*Short exercise:* In the listing below, locate the lines bearing the word "this". Copy every one of them.

▼▼▼

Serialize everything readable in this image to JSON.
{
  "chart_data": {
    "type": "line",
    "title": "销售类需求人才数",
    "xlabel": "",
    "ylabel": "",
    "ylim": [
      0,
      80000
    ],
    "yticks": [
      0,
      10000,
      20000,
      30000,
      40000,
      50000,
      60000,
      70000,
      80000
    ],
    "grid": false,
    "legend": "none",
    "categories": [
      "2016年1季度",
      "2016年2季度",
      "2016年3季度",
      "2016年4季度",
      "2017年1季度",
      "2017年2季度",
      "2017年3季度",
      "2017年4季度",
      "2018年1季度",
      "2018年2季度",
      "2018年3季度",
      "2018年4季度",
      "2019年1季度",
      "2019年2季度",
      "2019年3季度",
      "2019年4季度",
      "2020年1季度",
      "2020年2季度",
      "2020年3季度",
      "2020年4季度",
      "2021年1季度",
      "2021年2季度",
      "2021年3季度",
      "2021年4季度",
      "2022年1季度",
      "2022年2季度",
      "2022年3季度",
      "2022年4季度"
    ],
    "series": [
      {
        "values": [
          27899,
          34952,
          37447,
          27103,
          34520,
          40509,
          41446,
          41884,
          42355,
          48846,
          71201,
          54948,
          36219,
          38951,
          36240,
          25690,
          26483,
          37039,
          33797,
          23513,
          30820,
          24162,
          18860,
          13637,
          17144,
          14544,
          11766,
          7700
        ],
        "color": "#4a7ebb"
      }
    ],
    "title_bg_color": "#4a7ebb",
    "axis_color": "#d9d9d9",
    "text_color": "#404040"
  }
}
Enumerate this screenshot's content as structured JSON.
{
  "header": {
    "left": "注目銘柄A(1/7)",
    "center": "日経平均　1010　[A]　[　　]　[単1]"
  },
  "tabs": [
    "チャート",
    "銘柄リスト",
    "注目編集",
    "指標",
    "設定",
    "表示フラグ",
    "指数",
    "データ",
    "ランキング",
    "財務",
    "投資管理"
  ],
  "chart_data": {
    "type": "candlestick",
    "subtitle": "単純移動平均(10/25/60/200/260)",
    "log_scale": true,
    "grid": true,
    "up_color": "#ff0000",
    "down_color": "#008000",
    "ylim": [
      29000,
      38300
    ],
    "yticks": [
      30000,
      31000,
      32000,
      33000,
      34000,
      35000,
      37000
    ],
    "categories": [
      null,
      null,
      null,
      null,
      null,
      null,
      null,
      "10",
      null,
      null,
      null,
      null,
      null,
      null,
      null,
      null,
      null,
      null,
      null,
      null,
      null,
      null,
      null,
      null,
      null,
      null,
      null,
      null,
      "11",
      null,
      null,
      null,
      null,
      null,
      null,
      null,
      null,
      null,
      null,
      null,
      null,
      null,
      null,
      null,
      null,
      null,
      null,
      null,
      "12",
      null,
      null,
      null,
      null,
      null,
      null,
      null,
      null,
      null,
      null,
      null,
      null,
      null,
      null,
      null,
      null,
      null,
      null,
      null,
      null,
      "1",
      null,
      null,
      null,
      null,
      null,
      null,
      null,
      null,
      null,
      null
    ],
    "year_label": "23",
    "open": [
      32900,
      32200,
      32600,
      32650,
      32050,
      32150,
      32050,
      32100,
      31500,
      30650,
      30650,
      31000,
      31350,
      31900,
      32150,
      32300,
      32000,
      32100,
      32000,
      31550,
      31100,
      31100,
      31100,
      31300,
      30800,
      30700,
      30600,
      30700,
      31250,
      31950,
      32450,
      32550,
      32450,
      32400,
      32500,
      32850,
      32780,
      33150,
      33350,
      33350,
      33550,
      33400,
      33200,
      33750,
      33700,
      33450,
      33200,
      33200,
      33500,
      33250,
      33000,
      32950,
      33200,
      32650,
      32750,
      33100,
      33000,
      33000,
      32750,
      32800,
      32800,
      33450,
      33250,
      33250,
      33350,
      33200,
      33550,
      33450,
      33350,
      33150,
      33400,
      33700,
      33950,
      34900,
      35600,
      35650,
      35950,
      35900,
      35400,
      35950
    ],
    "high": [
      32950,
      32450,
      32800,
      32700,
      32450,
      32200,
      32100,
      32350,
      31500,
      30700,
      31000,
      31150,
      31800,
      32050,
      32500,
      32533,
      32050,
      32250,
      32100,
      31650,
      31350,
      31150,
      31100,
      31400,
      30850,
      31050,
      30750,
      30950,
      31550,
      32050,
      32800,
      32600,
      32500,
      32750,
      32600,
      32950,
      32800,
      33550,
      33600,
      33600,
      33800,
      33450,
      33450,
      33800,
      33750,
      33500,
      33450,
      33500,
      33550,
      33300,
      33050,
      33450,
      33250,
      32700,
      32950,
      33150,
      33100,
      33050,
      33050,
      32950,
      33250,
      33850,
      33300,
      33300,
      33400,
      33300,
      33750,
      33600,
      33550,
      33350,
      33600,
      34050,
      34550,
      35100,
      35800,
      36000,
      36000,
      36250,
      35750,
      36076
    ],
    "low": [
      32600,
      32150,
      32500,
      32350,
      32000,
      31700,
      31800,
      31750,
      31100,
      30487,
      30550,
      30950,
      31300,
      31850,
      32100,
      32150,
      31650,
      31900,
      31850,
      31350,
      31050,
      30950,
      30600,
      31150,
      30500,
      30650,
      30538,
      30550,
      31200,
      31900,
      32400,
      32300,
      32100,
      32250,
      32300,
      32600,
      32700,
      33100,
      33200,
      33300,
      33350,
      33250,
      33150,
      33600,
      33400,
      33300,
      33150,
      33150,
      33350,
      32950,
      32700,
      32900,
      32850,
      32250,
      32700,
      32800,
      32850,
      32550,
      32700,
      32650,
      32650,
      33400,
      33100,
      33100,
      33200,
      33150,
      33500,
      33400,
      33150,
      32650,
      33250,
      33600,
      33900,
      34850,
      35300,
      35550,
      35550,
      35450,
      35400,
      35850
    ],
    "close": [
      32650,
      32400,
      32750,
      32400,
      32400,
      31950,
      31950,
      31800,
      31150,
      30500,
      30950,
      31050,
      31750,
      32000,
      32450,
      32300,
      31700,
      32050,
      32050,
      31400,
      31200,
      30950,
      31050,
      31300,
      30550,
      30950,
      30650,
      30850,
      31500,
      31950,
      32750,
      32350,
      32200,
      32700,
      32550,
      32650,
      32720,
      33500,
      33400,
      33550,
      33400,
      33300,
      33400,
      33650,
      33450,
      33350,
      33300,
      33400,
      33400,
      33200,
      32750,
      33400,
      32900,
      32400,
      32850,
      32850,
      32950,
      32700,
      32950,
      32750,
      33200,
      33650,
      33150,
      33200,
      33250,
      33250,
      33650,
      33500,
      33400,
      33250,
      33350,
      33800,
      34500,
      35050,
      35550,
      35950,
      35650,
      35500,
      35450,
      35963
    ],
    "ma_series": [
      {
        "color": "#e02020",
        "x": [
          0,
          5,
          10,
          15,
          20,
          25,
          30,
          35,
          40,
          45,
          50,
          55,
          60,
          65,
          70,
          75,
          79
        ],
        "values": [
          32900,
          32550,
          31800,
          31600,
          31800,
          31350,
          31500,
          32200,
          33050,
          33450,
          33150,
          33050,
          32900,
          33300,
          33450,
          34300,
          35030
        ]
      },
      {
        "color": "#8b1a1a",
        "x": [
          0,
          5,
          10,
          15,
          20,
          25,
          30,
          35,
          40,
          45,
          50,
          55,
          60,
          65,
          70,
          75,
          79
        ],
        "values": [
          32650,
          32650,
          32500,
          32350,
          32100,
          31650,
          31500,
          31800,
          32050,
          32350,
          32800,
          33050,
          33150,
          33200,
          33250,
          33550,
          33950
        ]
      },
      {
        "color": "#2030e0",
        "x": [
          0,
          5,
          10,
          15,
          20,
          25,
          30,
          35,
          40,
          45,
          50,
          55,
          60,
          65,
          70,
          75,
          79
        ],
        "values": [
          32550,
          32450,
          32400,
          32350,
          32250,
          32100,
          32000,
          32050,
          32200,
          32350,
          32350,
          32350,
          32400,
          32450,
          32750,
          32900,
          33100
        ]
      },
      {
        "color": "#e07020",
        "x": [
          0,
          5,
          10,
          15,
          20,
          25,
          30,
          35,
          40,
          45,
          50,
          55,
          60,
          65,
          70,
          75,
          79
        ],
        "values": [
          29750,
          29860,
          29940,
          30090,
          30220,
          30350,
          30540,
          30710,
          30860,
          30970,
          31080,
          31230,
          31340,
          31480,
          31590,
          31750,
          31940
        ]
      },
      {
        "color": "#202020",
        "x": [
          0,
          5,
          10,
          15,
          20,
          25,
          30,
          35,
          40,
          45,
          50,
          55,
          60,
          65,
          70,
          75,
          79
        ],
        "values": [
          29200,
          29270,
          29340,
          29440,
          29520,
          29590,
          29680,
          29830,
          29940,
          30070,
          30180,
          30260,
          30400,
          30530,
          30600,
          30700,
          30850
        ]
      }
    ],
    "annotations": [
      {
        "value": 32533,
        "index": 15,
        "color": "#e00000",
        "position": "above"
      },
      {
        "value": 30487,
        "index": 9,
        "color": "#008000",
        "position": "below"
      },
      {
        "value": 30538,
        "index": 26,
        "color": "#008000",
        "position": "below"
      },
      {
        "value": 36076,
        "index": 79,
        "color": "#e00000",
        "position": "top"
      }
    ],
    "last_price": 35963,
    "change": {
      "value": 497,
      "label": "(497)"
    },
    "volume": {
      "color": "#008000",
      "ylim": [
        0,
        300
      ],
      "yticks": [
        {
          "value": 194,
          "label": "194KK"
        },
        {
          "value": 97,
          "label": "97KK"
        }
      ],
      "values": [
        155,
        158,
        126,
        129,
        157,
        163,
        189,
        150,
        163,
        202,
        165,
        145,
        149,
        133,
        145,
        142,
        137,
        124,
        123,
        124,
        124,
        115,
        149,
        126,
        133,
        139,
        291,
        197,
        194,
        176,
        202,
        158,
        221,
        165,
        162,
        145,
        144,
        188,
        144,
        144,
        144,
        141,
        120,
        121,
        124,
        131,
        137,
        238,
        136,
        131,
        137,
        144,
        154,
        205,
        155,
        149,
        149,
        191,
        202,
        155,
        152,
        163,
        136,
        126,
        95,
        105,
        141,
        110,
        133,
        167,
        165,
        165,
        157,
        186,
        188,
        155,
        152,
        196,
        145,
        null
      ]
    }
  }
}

▲▲▲

*Completed exercise:*
Serialize everything readable in this image to JSON.
Enumerate this screenshot's content as structured JSON.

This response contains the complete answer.